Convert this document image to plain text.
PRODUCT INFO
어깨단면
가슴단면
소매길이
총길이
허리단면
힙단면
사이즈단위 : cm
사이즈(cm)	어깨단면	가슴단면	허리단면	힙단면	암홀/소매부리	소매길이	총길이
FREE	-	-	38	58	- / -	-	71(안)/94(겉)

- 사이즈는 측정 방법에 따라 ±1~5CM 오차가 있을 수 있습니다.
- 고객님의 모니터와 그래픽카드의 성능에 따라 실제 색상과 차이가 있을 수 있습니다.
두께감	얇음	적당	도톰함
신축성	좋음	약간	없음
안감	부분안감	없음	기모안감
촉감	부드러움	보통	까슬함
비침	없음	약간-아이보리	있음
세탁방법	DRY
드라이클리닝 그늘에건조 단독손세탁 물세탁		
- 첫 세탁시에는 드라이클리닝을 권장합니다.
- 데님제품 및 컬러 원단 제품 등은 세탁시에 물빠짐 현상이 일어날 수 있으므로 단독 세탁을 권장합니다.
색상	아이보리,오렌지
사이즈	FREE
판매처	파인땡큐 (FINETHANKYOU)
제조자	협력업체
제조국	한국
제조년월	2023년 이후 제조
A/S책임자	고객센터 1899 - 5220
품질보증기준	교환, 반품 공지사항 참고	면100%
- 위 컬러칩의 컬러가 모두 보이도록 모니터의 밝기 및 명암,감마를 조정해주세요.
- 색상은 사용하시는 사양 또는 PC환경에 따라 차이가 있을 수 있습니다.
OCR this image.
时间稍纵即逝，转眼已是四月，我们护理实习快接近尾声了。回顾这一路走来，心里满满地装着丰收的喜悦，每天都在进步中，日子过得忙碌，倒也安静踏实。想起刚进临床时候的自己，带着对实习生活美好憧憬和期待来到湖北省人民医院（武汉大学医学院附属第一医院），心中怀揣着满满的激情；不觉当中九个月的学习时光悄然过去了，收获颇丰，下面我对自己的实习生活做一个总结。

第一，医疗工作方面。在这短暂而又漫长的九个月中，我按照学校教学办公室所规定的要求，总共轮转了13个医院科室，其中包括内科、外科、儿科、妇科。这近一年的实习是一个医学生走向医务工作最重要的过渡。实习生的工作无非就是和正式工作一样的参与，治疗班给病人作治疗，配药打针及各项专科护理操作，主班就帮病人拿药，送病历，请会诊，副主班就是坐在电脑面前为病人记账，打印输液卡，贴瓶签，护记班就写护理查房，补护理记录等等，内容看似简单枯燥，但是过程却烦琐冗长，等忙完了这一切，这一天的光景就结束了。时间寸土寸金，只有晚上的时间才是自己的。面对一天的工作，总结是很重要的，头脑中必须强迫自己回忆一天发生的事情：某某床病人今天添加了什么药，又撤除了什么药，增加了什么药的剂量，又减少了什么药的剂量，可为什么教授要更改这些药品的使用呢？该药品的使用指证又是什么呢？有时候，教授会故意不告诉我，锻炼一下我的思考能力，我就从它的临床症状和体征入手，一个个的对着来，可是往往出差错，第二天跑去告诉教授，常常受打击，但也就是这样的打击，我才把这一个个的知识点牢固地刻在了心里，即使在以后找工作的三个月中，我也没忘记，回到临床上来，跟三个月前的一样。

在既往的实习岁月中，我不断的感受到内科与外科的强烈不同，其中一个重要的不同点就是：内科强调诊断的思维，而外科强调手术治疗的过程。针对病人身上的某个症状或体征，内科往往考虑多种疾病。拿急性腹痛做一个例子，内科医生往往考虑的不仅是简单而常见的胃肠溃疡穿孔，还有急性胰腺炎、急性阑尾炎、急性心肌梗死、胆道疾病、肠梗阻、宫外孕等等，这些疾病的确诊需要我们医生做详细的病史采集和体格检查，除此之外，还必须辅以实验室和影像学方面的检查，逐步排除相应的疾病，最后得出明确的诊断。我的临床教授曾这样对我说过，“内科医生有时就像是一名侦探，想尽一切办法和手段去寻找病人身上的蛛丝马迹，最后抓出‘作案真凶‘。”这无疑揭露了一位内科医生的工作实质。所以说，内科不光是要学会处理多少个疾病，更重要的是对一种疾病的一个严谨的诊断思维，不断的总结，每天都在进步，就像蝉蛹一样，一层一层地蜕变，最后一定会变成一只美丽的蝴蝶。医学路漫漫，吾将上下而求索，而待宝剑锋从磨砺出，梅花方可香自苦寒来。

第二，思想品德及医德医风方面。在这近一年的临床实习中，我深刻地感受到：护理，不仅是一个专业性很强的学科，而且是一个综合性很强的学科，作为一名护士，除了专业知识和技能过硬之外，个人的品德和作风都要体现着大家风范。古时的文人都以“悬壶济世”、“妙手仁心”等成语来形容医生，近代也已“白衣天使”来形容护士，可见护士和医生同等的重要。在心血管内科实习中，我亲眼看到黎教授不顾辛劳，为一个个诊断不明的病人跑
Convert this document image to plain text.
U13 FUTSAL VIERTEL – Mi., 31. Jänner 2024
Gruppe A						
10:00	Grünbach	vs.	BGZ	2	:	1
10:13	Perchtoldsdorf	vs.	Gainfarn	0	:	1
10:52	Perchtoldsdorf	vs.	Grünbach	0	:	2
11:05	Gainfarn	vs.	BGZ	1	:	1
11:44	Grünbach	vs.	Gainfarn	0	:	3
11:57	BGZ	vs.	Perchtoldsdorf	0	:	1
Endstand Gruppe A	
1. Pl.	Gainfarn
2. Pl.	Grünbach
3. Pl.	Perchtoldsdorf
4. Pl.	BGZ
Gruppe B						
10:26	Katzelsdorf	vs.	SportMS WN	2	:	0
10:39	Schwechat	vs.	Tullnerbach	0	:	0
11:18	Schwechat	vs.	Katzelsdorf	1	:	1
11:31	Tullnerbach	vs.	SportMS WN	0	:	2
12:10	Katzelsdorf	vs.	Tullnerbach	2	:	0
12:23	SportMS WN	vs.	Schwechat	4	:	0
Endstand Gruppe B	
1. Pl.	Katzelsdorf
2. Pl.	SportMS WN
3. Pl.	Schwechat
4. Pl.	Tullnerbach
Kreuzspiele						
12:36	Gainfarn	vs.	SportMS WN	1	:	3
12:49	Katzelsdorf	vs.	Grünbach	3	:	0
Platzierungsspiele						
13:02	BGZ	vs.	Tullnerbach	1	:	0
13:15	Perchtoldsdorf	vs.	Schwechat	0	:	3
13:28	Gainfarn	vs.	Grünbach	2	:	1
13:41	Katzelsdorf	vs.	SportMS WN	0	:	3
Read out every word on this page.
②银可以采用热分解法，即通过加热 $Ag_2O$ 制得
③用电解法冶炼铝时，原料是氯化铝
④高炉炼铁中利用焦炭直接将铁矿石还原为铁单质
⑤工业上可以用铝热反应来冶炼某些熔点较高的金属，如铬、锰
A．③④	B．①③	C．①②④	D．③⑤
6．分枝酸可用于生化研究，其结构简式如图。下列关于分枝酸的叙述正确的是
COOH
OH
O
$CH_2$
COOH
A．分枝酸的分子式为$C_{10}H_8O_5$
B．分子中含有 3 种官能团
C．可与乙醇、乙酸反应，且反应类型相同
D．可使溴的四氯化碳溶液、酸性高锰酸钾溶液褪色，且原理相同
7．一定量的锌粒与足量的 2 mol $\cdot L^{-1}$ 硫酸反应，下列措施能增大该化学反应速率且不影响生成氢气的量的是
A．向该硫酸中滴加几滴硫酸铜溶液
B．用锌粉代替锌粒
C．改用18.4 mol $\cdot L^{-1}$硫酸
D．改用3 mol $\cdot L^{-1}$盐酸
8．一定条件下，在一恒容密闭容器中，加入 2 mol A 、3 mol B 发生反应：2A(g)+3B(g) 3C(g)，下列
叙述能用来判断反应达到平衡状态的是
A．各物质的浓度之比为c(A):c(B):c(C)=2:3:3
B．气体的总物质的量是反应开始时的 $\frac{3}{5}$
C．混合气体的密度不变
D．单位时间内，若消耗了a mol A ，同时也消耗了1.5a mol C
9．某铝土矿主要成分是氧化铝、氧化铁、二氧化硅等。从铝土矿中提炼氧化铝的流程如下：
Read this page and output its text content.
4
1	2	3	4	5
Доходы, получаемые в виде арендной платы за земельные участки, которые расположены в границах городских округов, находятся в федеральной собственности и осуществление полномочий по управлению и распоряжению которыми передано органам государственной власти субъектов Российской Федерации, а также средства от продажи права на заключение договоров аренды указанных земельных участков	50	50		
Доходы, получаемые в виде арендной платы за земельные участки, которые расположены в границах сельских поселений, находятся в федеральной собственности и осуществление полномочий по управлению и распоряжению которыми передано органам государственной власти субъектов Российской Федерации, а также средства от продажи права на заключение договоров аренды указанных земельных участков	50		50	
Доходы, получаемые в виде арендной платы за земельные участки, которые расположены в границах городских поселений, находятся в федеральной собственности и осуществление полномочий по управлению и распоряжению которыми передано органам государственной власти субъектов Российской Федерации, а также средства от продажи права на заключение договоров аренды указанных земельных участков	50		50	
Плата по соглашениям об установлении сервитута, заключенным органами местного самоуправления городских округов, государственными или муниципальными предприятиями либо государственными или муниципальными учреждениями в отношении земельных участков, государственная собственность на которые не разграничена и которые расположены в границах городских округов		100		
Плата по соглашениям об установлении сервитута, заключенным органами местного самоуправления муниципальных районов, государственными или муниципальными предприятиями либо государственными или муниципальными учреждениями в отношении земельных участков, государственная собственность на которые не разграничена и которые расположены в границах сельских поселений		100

════

Task brief: Find the lines above that contain the word "разграничена" and collect them.

The solution:
Плата по соглашениям об установлении сервитута, заключенным органами местного самоуправления городских округов, государственными или муниципальными предприятиями либо государственными или муниципальными учреждениями в отношении земельных участков, государственная собственность на которые не разграничена и которые расположены в границах городских округов		100		
Плата по соглашениям об установлении сервитута, заключенным органами местного самоуправления муниципальных районов, государственными или муниципальными предприятиями либо государственными или муниципальными учреждениями в отношении земельных участков, государственная собственность на которые не разграничена и которые расположены в границах сельских поселений		100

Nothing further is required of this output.